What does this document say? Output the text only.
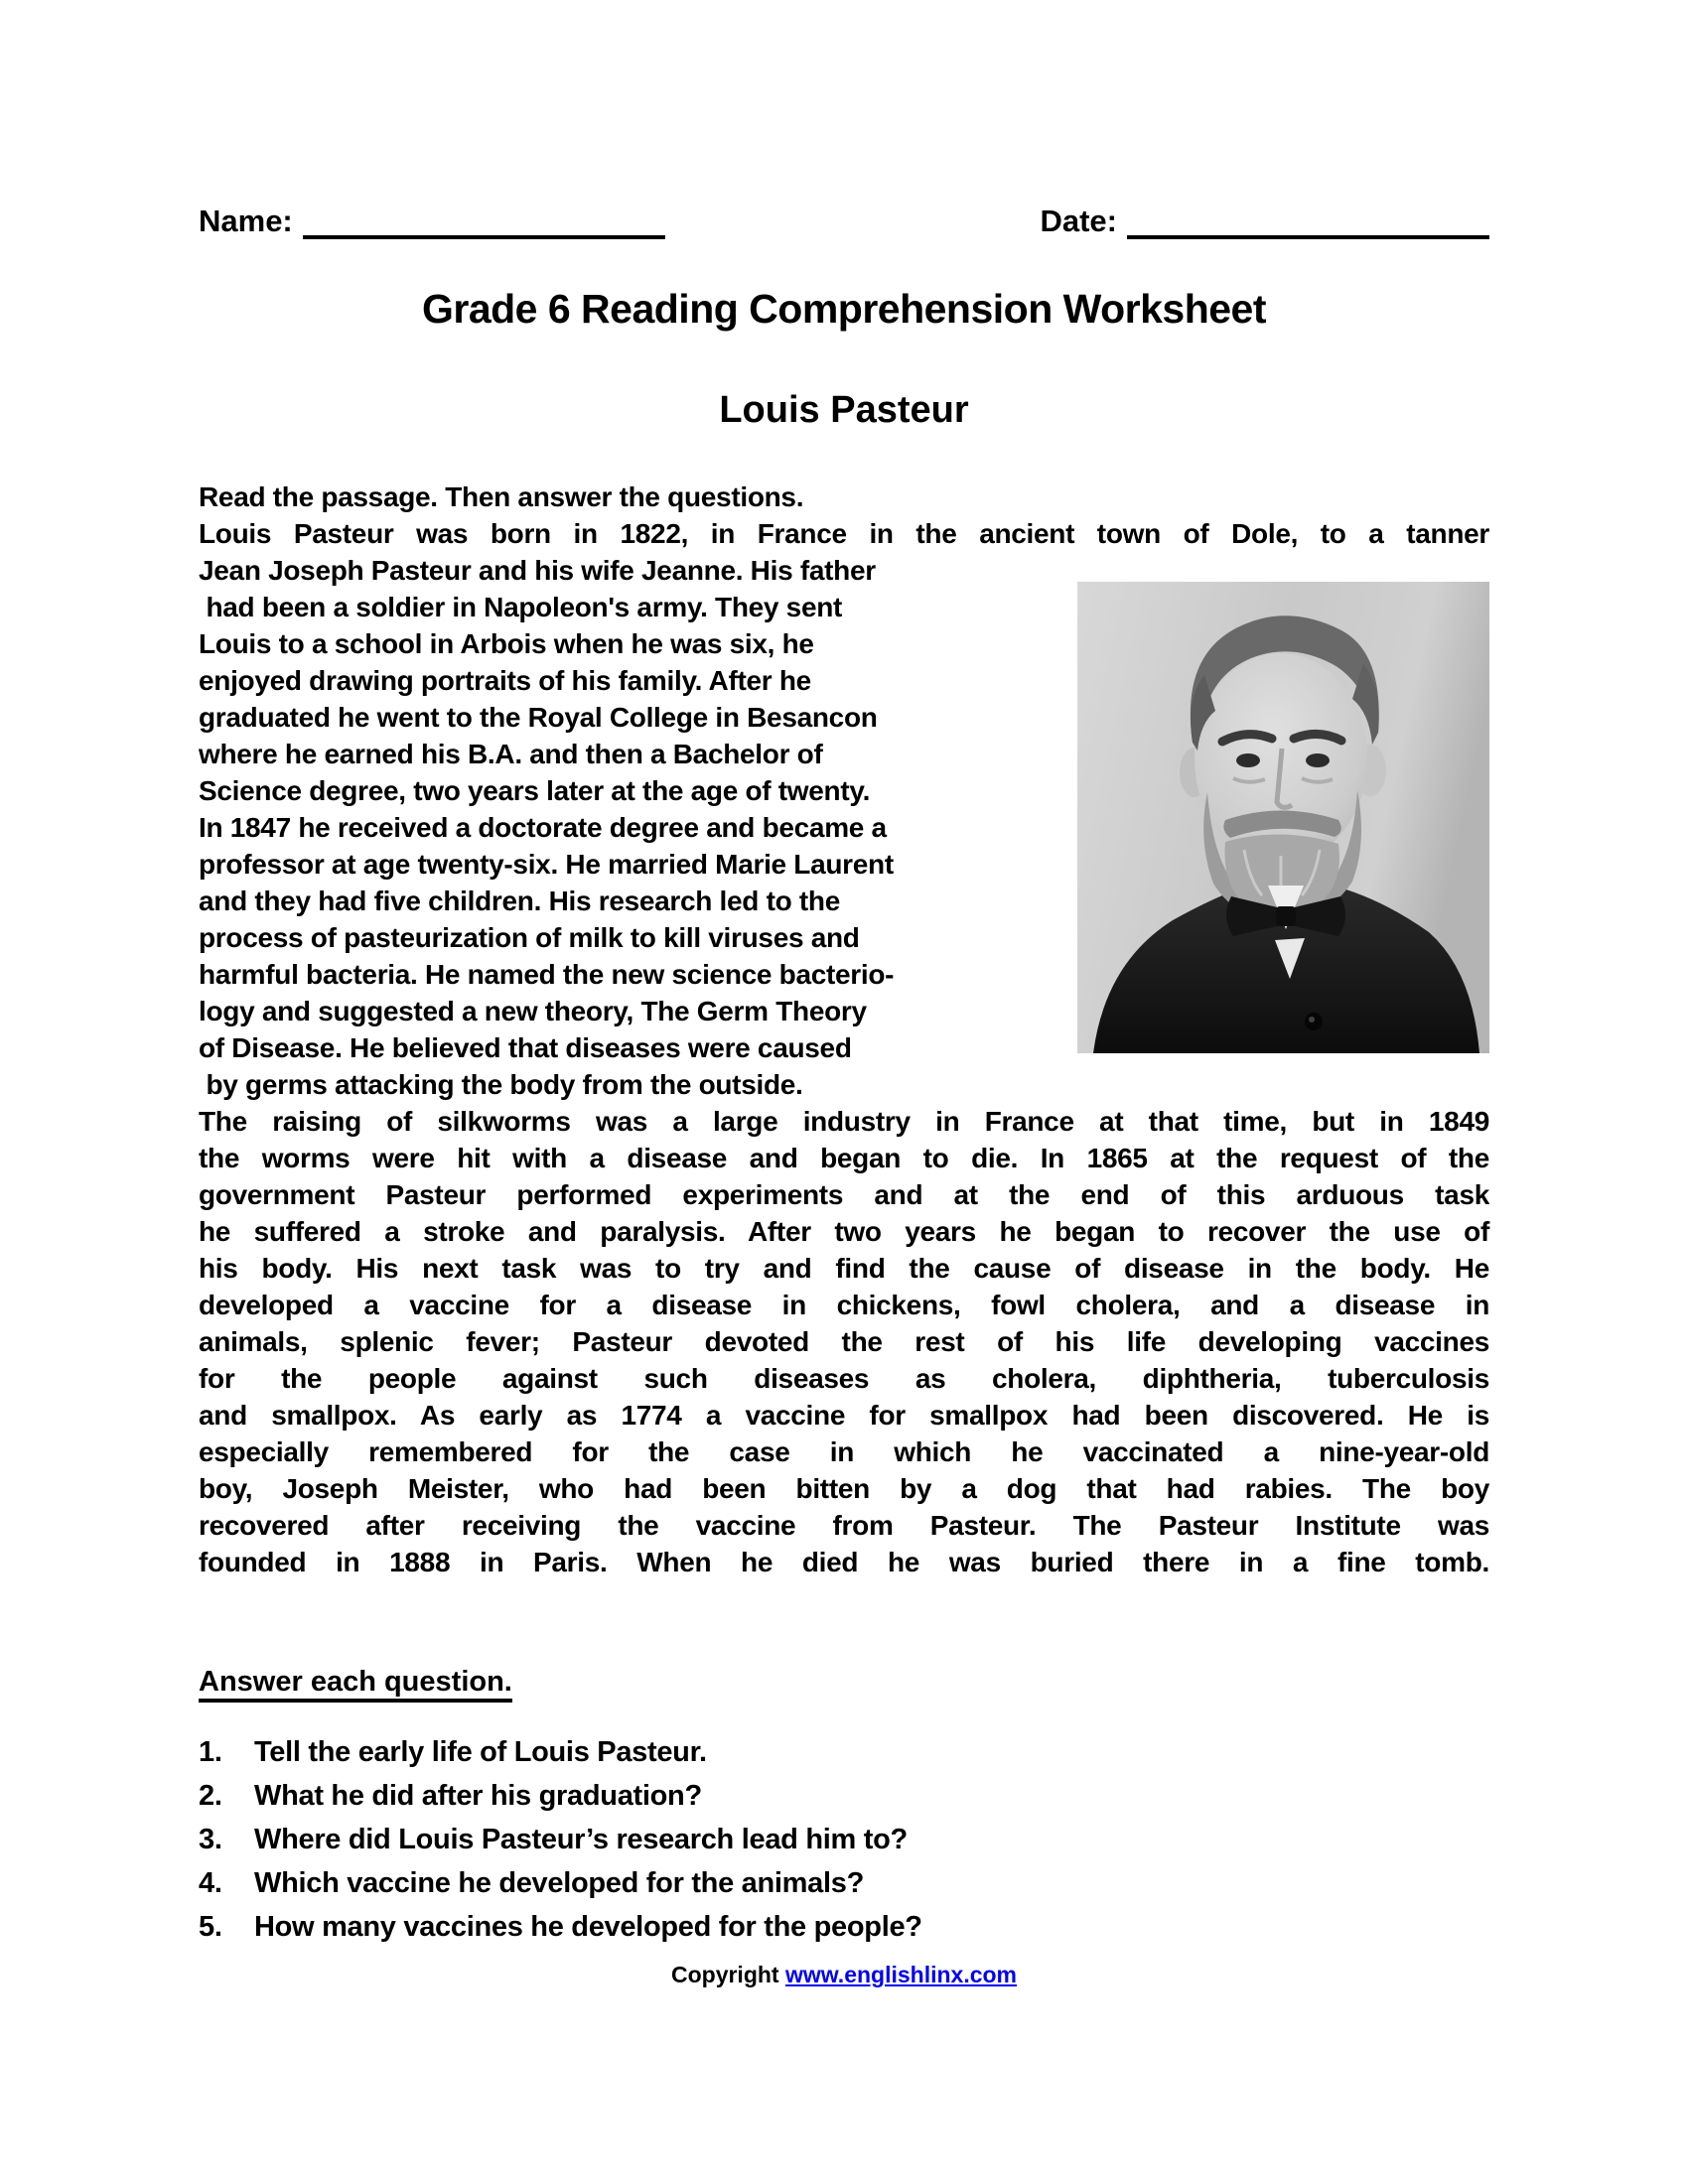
Name:	Date:
Grade 6 Reading Comprehension Worksheet
Louis Pasteur
Read the passage. Then answer the questions.
Louis Pasteur was born in 1822, in France in the ancient town of Dole, to a tanner
Jean Joseph Pasteur and his wife Jeanne. His father
had been a soldier in Napoleon's army. They sent
Louis to a school in Arbois when he was six, he
enjoyed drawing portraits of his family. After he
graduated he went to the Royal College in Besancon
where he earned his B.A. and then a Bachelor of
Science degree, two years later at the age of twenty.
In 1847 he received a doctorate degree and became a
professor at age twenty-six. He married Marie Laurent
and they had five children. His research led to the
process of pasteurization of milk to kill viruses and
harmful bacteria. He named the new science bacterio-
logy and suggested a new theory, The Germ Theory
of Disease. He believed that diseases were caused
by germs attacking the body from the outside.
The raising of silkworms was a large industry in France at that time, but in 1849
the worms were hit with a disease and began to die. In 1865 at the request of the
government Pasteur performed experiments and at the end of this arduous task
he suffered a stroke and paralysis. After two years he began to recover the use of
his body. His next task was to try and find the cause of disease in the body. He
developed a vaccine for a disease in chickens, fowl cholera, and a disease in
animals, splenic fever; Pasteur devoted the rest of his life developing vaccines
for the people against such diseases as cholera, diphtheria, tuberculosis
and smallpox. As early as 1774 a vaccine for smallpox had been discovered. He is
especially remembered for the case in which he vaccinated a nine-year-old
boy, Joseph Meister, who had been bitten by a dog that had rabies. The boy
recovered after receiving the vaccine from Pasteur. The Pasteur Institute was
founded in 1888 in Paris. When he died he was buried there in a fine tomb.
Answer each question.
1.	Tell the early life of Louis Pasteur.
2.	What he did after his graduation?
3.	Where did Louis Pasteur’s research lead him to?
4.	Which vaccine he developed for the animals?
5.	How many vaccines he developed for the people?
Copyright www.englishlinx.com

····················

== Task goal ==
From the records above, work out how many lines contain the string "France". Give only the number.

== Your solution ==
2